»»

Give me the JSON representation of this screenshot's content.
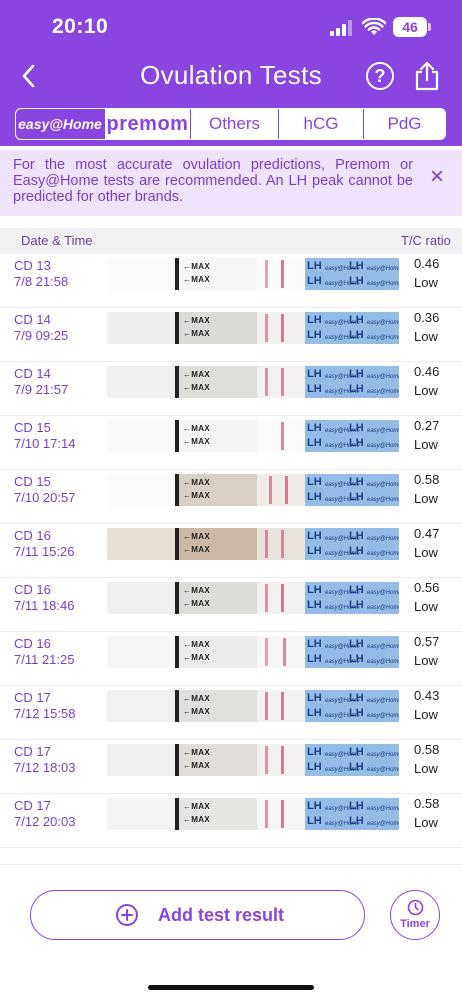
{
  "status_bar": {
    "time": "20:10",
    "battery": "46"
  },
  "nav": {
    "title": "Ovulation Tests"
  },
  "tabs": [
    {
      "label": "easy@Home",
      "active": true
    },
    {
      "label": "premom",
      "active": false
    },
    {
      "label": "Others",
      "active": false
    },
    {
      "label": "hCG",
      "active": false
    },
    {
      "label": "PdG",
      "active": false
    }
  ],
  "banner": {
    "text": "For the most accurate ovulation predictions, Premom or Easy@Home tests are recommended. An LH peak cannot be predicted for other brands."
  },
  "columns": {
    "date": "Date & Time",
    "ratio": "T/C ratio"
  },
  "strip_text": {
    "max": "MAX",
    "brand": "LH",
    "logo": "easy@Home"
  },
  "tests": [
    {
      "cd": "CD 13",
      "datetime": "7/8 21:58",
      "ratio": "0.46",
      "result": "Low"
    },
    {
      "cd": "CD 14",
      "datetime": "7/9 09:25",
      "ratio": "0.36",
      "result": "Low"
    },
    {
      "cd": "CD 14",
      "datetime": "7/9 21:57",
      "ratio": "0.46",
      "result": "Low"
    },
    {
      "cd": "CD 15",
      "datetime": "7/10 17:14",
      "ratio": "0.27",
      "result": "Low"
    },
    {
      "cd": "CD 15",
      "datetime": "7/10 20:57",
      "ratio": "0.58",
      "result": "Low"
    },
    {
      "cd": "CD 16",
      "datetime": "7/11 15:26",
      "ratio": "0.47",
      "result": "Low"
    },
    {
      "cd": "CD 16",
      "datetime": "7/11 18:46",
      "ratio": "0.56",
      "result": "Low"
    },
    {
      "cd": "CD 16",
      "datetime": "7/11 21:25",
      "ratio": "0.57",
      "result": "Low"
    },
    {
      "cd": "CD 17",
      "datetime": "7/12 15:58",
      "ratio": "0.43",
      "result": "Low"
    },
    {
      "cd": "CD 17",
      "datetime": "7/12 18:03",
      "ratio": "0.58",
      "result": "Low"
    },
    {
      "cd": "CD 17",
      "datetime": "7/12 20:03",
      "ratio": "0.58",
      "result": "Low"
    }
  ],
  "actions": {
    "add_label": "Add test result",
    "timer_label": "Timer"
  },
  "colors": {
    "accent": "#8a44e0",
    "banner_bg": "#efe3fb",
    "test_line": "#d06b88",
    "strip_label": "#93bde6"
  },
  "icons": {
    "back": "chevron-left-icon",
    "help": "question-circle-icon",
    "share": "share-icon",
    "close": "close-icon",
    "add": "plus-circle-icon",
    "timer": "clock-icon"
  }
}
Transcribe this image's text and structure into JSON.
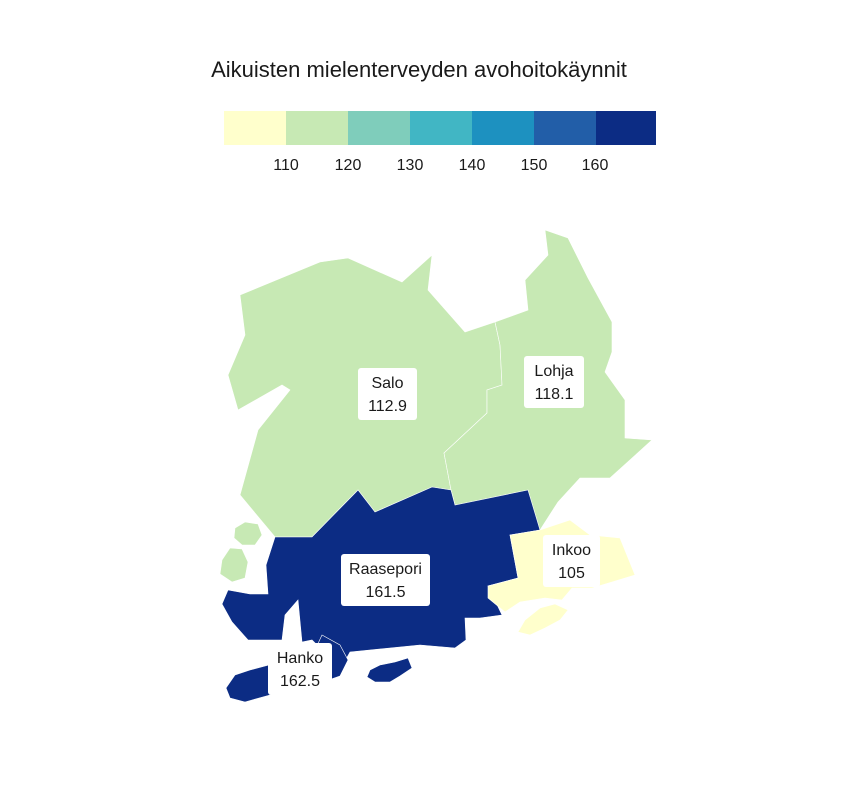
{
  "title": "Aikuisten mielenterveyden avohoitokäynnit",
  "legend": {
    "colors": [
      "#ffffcc",
      "#c7e9b4",
      "#7fcdbb",
      "#41b6c4",
      "#1d91c0",
      "#225ea8",
      "#0c2c84"
    ],
    "ticks": [
      "110",
      "120",
      "130",
      "140",
      "150",
      "160"
    ]
  },
  "municipalities": [
    {
      "name": "Salo",
      "value": "112.9",
      "color": "#c7e9b4"
    },
    {
      "name": "Lohja",
      "value": "118.1",
      "color": "#c7e9b4"
    },
    {
      "name": "Raasepori",
      "value": "161.5",
      "color": "#0c2c84"
    },
    {
      "name": "Inkoo",
      "value": "105",
      "color": "#ffffcc"
    },
    {
      "name": "Hanko",
      "value": "162.5",
      "color": "#0c2c84"
    }
  ]
}
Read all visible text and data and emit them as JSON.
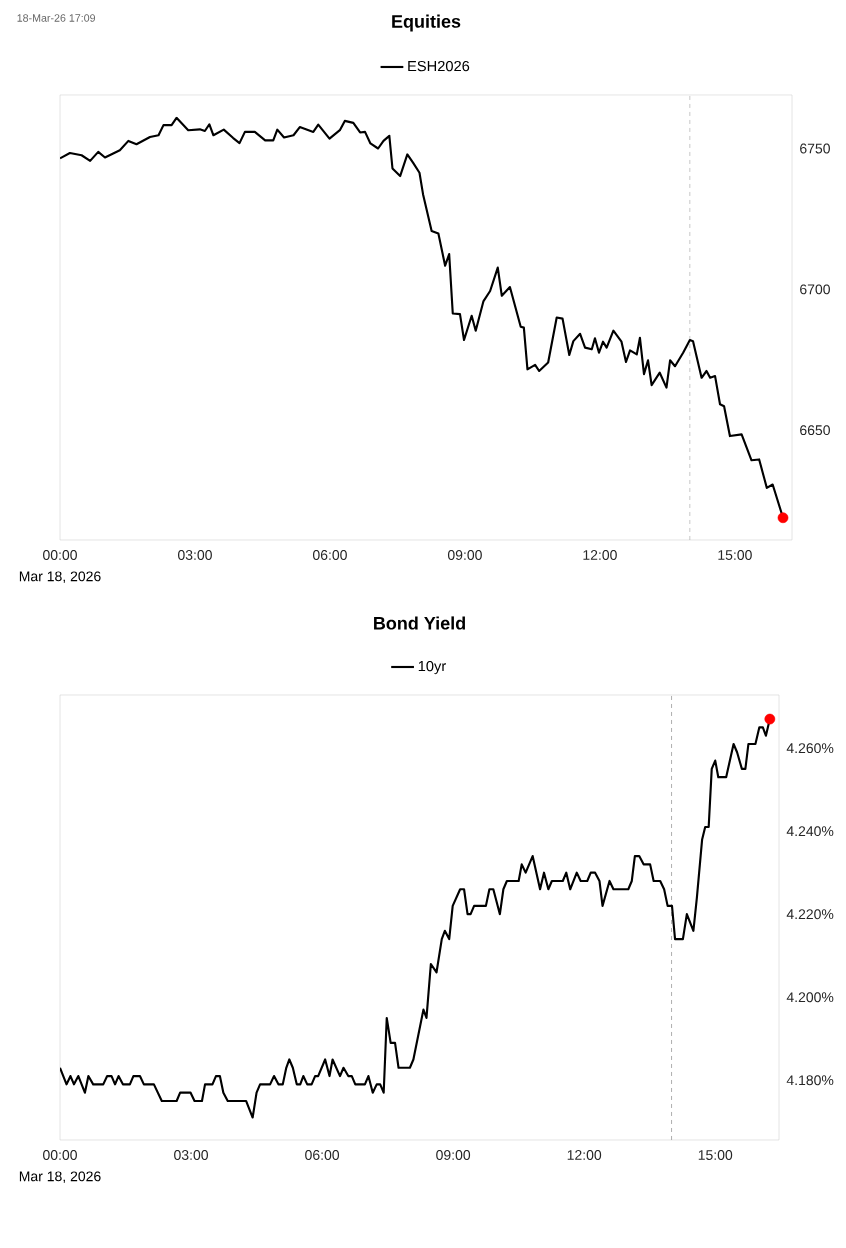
{
  "chart_data": [
    {
      "type": "line",
      "title": "Equities",
      "xlabel": "Mar 18, 2026",
      "annotations": [
        "18-Mar-26 17:09"
      ],
      "legend": "top",
      "xlim": [
        0,
        16.27
      ],
      "ylim": [
        6611,
        6769
      ],
      "xticks": [
        {
          "value": 0,
          "label": "00:00"
        },
        {
          "value": 3,
          "label": "03:00"
        },
        {
          "value": 6,
          "label": "06:00"
        },
        {
          "value": 9,
          "label": "09:00"
        },
        {
          "value": 12,
          "label": "12:00"
        },
        {
          "value": 15,
          "label": "15:00"
        }
      ],
      "yticks": [
        6650,
        6700,
        6750
      ],
      "ref_lines": [
        {
          "axis": "x",
          "value": 14.0,
          "color": "#999999",
          "line_style": "dashed"
        }
      ],
      "series": [
        {
          "name": "ESH2026",
          "color": "#000000",
          "line_style": "solid",
          "x": [
            0,
            0.22,
            0.48,
            0.67,
            0.85,
            1.0,
            1.33,
            1.52,
            1.7,
            2.0,
            2.19,
            2.3,
            2.48,
            2.59,
            2.85,
            3.11,
            3.22,
            3.32,
            3.41,
            3.64,
            3.85,
            3.99,
            4.11,
            4.33,
            4.56,
            4.74,
            4.83,
            4.98,
            5.19,
            5.33,
            5.63,
            5.74,
            5.99,
            6.22,
            6.33,
            6.52,
            6.67,
            6.78,
            6.9,
            7.07,
            7.19,
            7.32,
            7.39,
            7.56,
            7.72,
            7.85,
            7.99,
            8.07,
            8.26,
            8.41,
            8.56,
            8.65,
            8.73,
            8.89,
            8.98,
            9.15,
            9.24,
            9.41,
            9.56,
            9.73,
            9.82,
            10.0,
            10.24,
            10.31,
            10.39,
            10.56,
            10.65,
            10.85,
            11.04,
            11.17,
            11.32,
            11.41,
            11.56,
            11.67,
            11.82,
            11.89,
            11.98,
            12.07,
            12.15,
            12.3,
            12.48,
            12.58,
            12.67,
            12.82,
            12.89,
            12.98,
            13.07,
            13.15,
            13.33,
            13.48,
            13.56,
            13.67,
            13.85,
            14.0,
            14.07,
            14.26,
            14.37,
            14.45,
            14.56,
            14.67,
            14.76,
            14.89,
            15.15,
            15.37,
            15.54,
            15.71,
            15.84,
            16.07
          ],
          "values": [
            6746.5,
            6748.4,
            6747.6,
            6745.6,
            6748.8,
            6746.8,
            6749.4,
            6752.7,
            6751.5,
            6754.1,
            6754.7,
            6758.3,
            6758.3,
            6760.9,
            6756.5,
            6756.8,
            6756.2,
            6758.6,
            6754.7,
            6756.7,
            6753.7,
            6751.9,
            6755.9,
            6755.9,
            6752.9,
            6752.9,
            6756.7,
            6753.9,
            6754.7,
            6757.6,
            6755.9,
            6758.5,
            6753.5,
            6756.5,
            6759.8,
            6759.1,
            6755.7,
            6755.9,
            6751.8,
            6750.0,
            6752.7,
            6754.5,
            6742.9,
            6740.2,
            6747.9,
            6744.9,
            6741.4,
            6733.7,
            6720.7,
            6719.8,
            6708.4,
            6712.5,
            6691.4,
            6691.2,
            6682.0,
            6690.6,
            6685.3,
            6695.7,
            6699.4,
            6707.7,
            6697.7,
            6700.8,
            6686.7,
            6686.4,
            6671.6,
            6673.2,
            6671.0,
            6674.0,
            6690.0,
            6689.6,
            6676.7,
            6681.6,
            6684.2,
            6679.3,
            6678.7,
            6682.6,
            6677.5,
            6681.4,
            6679.3,
            6685.3,
            6681.4,
            6674.2,
            6678.3,
            6676.9,
            6682.8,
            6669.9,
            6674.8,
            6666.0,
            6670.4,
            6665.1,
            6674.8,
            6672.7,
            6677.5,
            6682.0,
            6681.6,
            6668.6,
            6671.0,
            6668.6,
            6669.2,
            6659.2,
            6658.5,
            6647.9,
            6648.5,
            6639.3,
            6639.6,
            6629.5,
            6630.7,
            6618.9
          ]
        },
        {
          "color": "#ff0000",
          "type": "scatter",
          "marker": "circle",
          "x": [
            16.07
          ],
          "values": [
            6618.9
          ]
        }
      ]
    },
    {
      "type": "line",
      "title": "Bond Yield",
      "xlabel": "Mar 18, 2026",
      "legend": "top",
      "xlim": [
        0,
        16.46
      ],
      "ylim": [
        4.1656,
        4.2728
      ],
      "xticks": [
        {
          "value": 0,
          "label": "00:00"
        },
        {
          "value": 3,
          "label": "03:00"
        },
        {
          "value": 6,
          "label": "06:00"
        },
        {
          "value": 9,
          "label": "09:00"
        },
        {
          "value": 12,
          "label": "12:00"
        },
        {
          "value": 15,
          "label": "15:00"
        }
      ],
      "yticks": [
        {
          "value": 4.18,
          "label": "4.180%"
        },
        {
          "value": 4.2,
          "label": "4.200%"
        },
        {
          "value": 4.22,
          "label": "4.220%"
        },
        {
          "value": 4.24,
          "label": "4.240%"
        },
        {
          "value": 4.26,
          "label": "4.260%"
        }
      ],
      "ref_lines": [
        {
          "axis": "x",
          "value": 14.0,
          "color": "#999999",
          "line_style": "dashed"
        }
      ],
      "series": [
        {
          "name": "10yr",
          "color": "#000000",
          "line_style": "solid",
          "x": [
            0,
            0.15,
            0.24,
            0.32,
            0.42,
            0.57,
            0.65,
            0.76,
            0.99,
            1.08,
            1.18,
            1.26,
            1.34,
            1.44,
            1.6,
            1.68,
            1.83,
            1.92,
            2.15,
            2.33,
            2.67,
            2.75,
            2.99,
            3.08,
            3.25,
            3.32,
            3.49,
            3.57,
            3.66,
            3.74,
            3.84,
            4.26,
            4.41,
            4.5,
            4.58,
            4.81,
            4.9,
            5.0,
            5.1,
            5.18,
            5.25,
            5.33,
            5.42,
            5.5,
            5.57,
            5.66,
            5.76,
            5.84,
            5.91,
            6.07,
            6.17,
            6.24,
            6.41,
            6.49,
            6.6,
            6.68,
            6.76,
            6.98,
            7.06,
            7.16,
            7.25,
            7.33,
            7.41,
            7.48,
            7.57,
            7.67,
            7.75,
            8.01,
            8.09,
            8.32,
            8.39,
            8.49,
            8.62,
            8.74,
            8.81,
            8.91,
            8.99,
            9.16,
            9.25,
            9.33,
            9.4,
            9.48,
            9.75,
            9.83,
            9.92,
            10.07,
            10.15,
            10.23,
            10.5,
            10.57,
            10.66,
            10.82,
            10.99,
            11.08,
            11.18,
            11.26,
            11.51,
            11.59,
            11.68,
            11.83,
            11.92,
            12.07,
            12.15,
            12.25,
            12.35,
            12.42,
            12.58,
            12.67,
            13.01,
            13.09,
            13.16,
            13.26,
            13.36,
            13.51,
            13.59,
            13.74,
            13.83,
            13.91,
            14.01,
            14.08,
            14.26,
            14.35,
            14.5,
            14.58,
            14.7,
            14.77,
            14.85,
            14.92,
            15.0,
            15.07,
            15.25,
            15.42,
            15.5,
            15.61,
            15.69,
            15.76,
            15.92,
            16.01,
            16.09,
            16.16,
            16.25
          ],
          "values": [
            4.183,
            4.179,
            4.181,
            4.179,
            4.181,
            4.177,
            4.181,
            4.179,
            4.179,
            4.181,
            4.181,
            4.179,
            4.181,
            4.179,
            4.179,
            4.181,
            4.181,
            4.179,
            4.179,
            4.175,
            4.175,
            4.177,
            4.177,
            4.175,
            4.175,
            4.179,
            4.179,
            4.181,
            4.181,
            4.177,
            4.175,
            4.175,
            4.171,
            4.177,
            4.179,
            4.179,
            4.181,
            4.179,
            4.179,
            4.183,
            4.185,
            4.183,
            4.179,
            4.179,
            4.181,
            4.179,
            4.179,
            4.181,
            4.181,
            4.185,
            4.181,
            4.185,
            4.181,
            4.183,
            4.181,
            4.181,
            4.179,
            4.179,
            4.181,
            4.177,
            4.179,
            4.179,
            4.177,
            4.195,
            4.189,
            4.189,
            4.183,
            4.183,
            4.185,
            4.197,
            4.195,
            4.208,
            4.206,
            4.214,
            4.216,
            4.214,
            4.222,
            4.226,
            4.226,
            4.22,
            4.22,
            4.222,
            4.222,
            4.226,
            4.226,
            4.22,
            4.226,
            4.228,
            4.228,
            4.232,
            4.23,
            4.234,
            4.226,
            4.23,
            4.226,
            4.228,
            4.228,
            4.23,
            4.226,
            4.23,
            4.228,
            4.228,
            4.23,
            4.23,
            4.228,
            4.222,
            4.228,
            4.226,
            4.226,
            4.228,
            4.234,
            4.234,
            4.232,
            4.232,
            4.228,
            4.228,
            4.226,
            4.222,
            4.222,
            4.214,
            4.214,
            4.22,
            4.216,
            4.224,
            4.238,
            4.241,
            4.241,
            4.255,
            4.257,
            4.253,
            4.253,
            4.261,
            4.259,
            4.255,
            4.255,
            4.261,
            4.261,
            4.265,
            4.265,
            4.263,
            4.267
          ]
        },
        {
          "color": "#ff0000",
          "type": "scatter",
          "marker": "circle",
          "x": [
            16.25
          ],
          "values": [
            4.267
          ]
        }
      ]
    }
  ]
}
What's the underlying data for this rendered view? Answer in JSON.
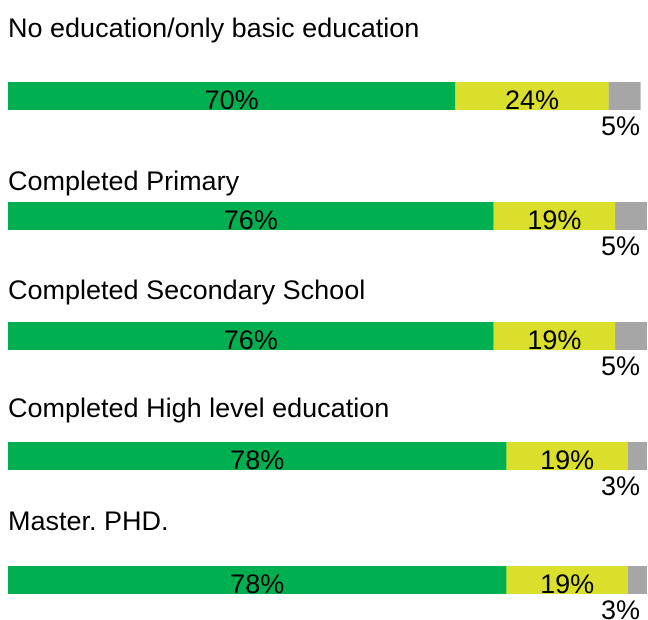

««

GOAL OF THE EXERCISE -
Among the lines of the material above, how many include the string "circle"? Report only that number.

EXERCISE RESPONSE -
4